Written problem: In the entries below, identify every line with the string "labels" and copy it.

════════════════════

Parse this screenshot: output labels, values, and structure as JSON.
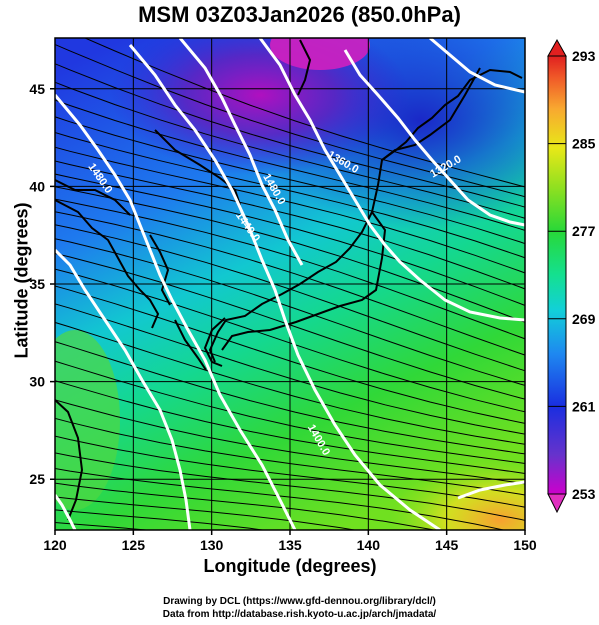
{
  "title": "MSM 03Z03Jan2026 (850.0hPa)",
  "x_axis": {
    "label": "Longitude (degrees)",
    "ticks": [
      120,
      125,
      130,
      135,
      140,
      145,
      150
    ],
    "range": [
      120,
      150
    ]
  },
  "y_axis": {
    "label": "Latitude  (degrees)",
    "ticks": [
      25,
      30,
      35,
      40,
      45
    ],
    "range": [
      22.4,
      47.6
    ]
  },
  "colorbar": {
    "ticks": [
      293,
      285,
      277,
      269,
      261,
      253
    ],
    "range": [
      253,
      293
    ],
    "colors": [
      "#cc00cc",
      "#6633cc",
      "#1a2ee0",
      "#1e88f0",
      "#12d0d8",
      "#14e090",
      "#28d838",
      "#90e020",
      "#e8e818",
      "#f8a830",
      "#f05a28",
      "#e02020"
    ]
  },
  "contours": {
    "units": "m",
    "labels": [
      "1480.0",
      "1480.0",
      "1440.0",
      "1400.0",
      "1360.0",
      "1320.0"
    ]
  },
  "credits": {
    "line1": "Drawing by DCL (https://www.gfd-dennou.org/library/dcl/)",
    "line2": "Data from http://database.rish.kyoto-u.ac.jp/arch/jmadata/"
  }
}
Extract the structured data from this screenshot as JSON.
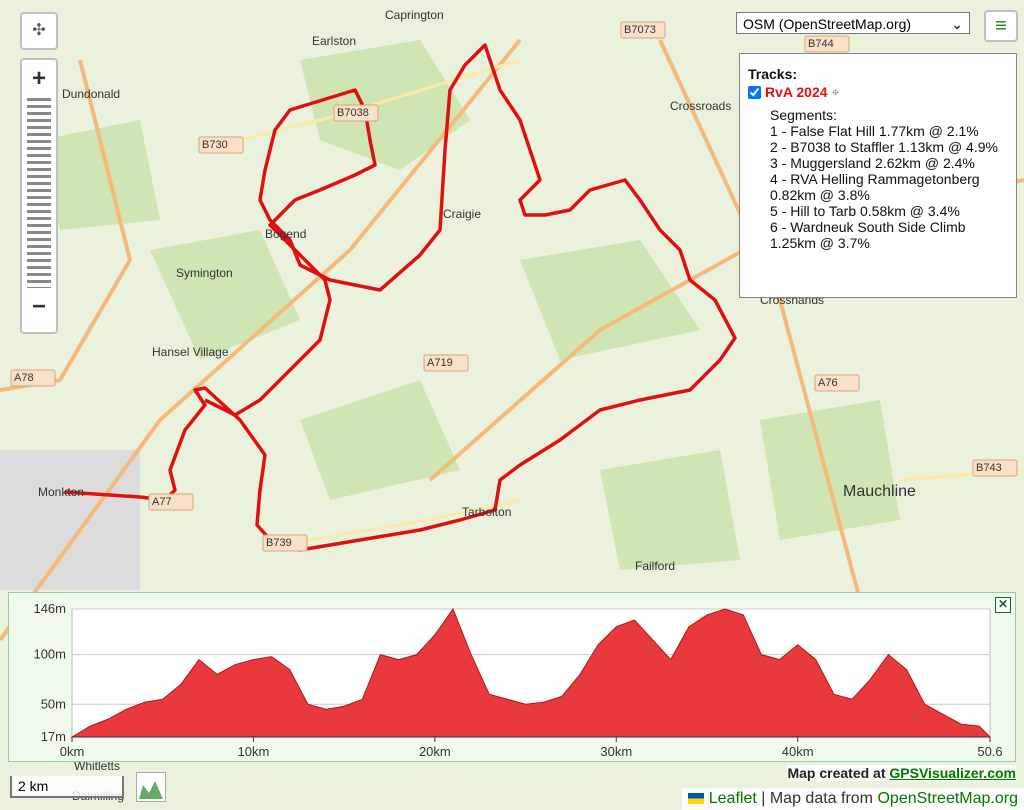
{
  "map": {
    "places": [
      "Caprington",
      "Earlston",
      "Dundonald",
      "B7073",
      "B744",
      "B730",
      "B7038",
      "Crossroads",
      "Craigie",
      "Bogend",
      "Symington",
      "Hansel Village",
      "A78",
      "A719",
      "A76",
      "Crosshands",
      "Mauchline",
      "B743",
      "Monkton",
      "A77",
      "Tarbolton",
      "B739",
      "Failford",
      "Whitletts",
      "Dalmilling"
    ]
  },
  "controls": {
    "layer": "OSM (OpenStreetMap.org)",
    "zoom_in": "+",
    "zoom_out": "−",
    "scale": "2 km"
  },
  "tracks": {
    "title": "Tracks:",
    "track": "RvA 2024",
    "segments_title": "Segments:",
    "segments": [
      "1 - False Flat Hill 1.77km @ 2.1%",
      "2 - B7038 to Staffler 1.13km @ 4.9%",
      "3 - Muggersland 2.62km @ 2.4%",
      "4 - RVA Helling Rammagetonberg 0.82km @ 3.8%",
      "5 - Hill to Tarb 0.58km @ 3.4%",
      "6 - Wardneuk South Side Climb 1.25km @ 3.7%"
    ]
  },
  "footer": {
    "created": "Map created at",
    "created_link": "GPSVisualizer.com",
    "leaflet": "Leaflet",
    "data_from": "| Map data from",
    "data_link": "OpenStreetMap.org"
  },
  "chart_data": {
    "type": "area",
    "color": "#e8393c",
    "x": [
      0,
      1,
      2,
      3,
      4,
      5,
      6,
      7,
      8,
      9,
      10,
      11,
      12,
      13,
      14,
      15,
      16,
      17,
      18,
      19,
      20,
      21,
      22,
      23,
      24,
      25,
      26,
      27,
      28,
      29,
      30,
      31,
      32,
      33,
      34,
      35,
      36,
      37,
      38,
      39,
      40,
      41,
      42,
      43,
      44,
      45,
      46,
      47,
      48,
      49,
      50,
      50.6
    ],
    "values": [
      17,
      28,
      35,
      45,
      52,
      55,
      70,
      95,
      80,
      90,
      95,
      98,
      85,
      50,
      45,
      48,
      55,
      100,
      95,
      100,
      120,
      146,
      100,
      60,
      55,
      50,
      52,
      58,
      80,
      110,
      128,
      135,
      115,
      95,
      128,
      140,
      146,
      140,
      100,
      95,
      110,
      95,
      60,
      55,
      75,
      100,
      85,
      50,
      40,
      30,
      28,
      17
    ],
    "xlim": [
      0,
      50.6
    ],
    "ylim": [
      17,
      146
    ],
    "xticks": [
      {
        "value": 0,
        "label": "0km"
      },
      {
        "value": 10,
        "label": "10km"
      },
      {
        "value": 20,
        "label": "20km"
      },
      {
        "value": 30,
        "label": "30km"
      },
      {
        "value": 40,
        "label": "40km"
      },
      {
        "value": 50.6,
        "label": "50.6"
      }
    ],
    "yticks": [
      {
        "value": 17,
        "label": "17m"
      },
      {
        "value": 50,
        "label": "50m"
      },
      {
        "value": 100,
        "label": "100m"
      },
      {
        "value": 146,
        "label": "146m"
      }
    ],
    "grid": true
  }
}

════════════════════

The result:
Parse this screenshot: output labels, values, and structure as JSON.
    "labels": [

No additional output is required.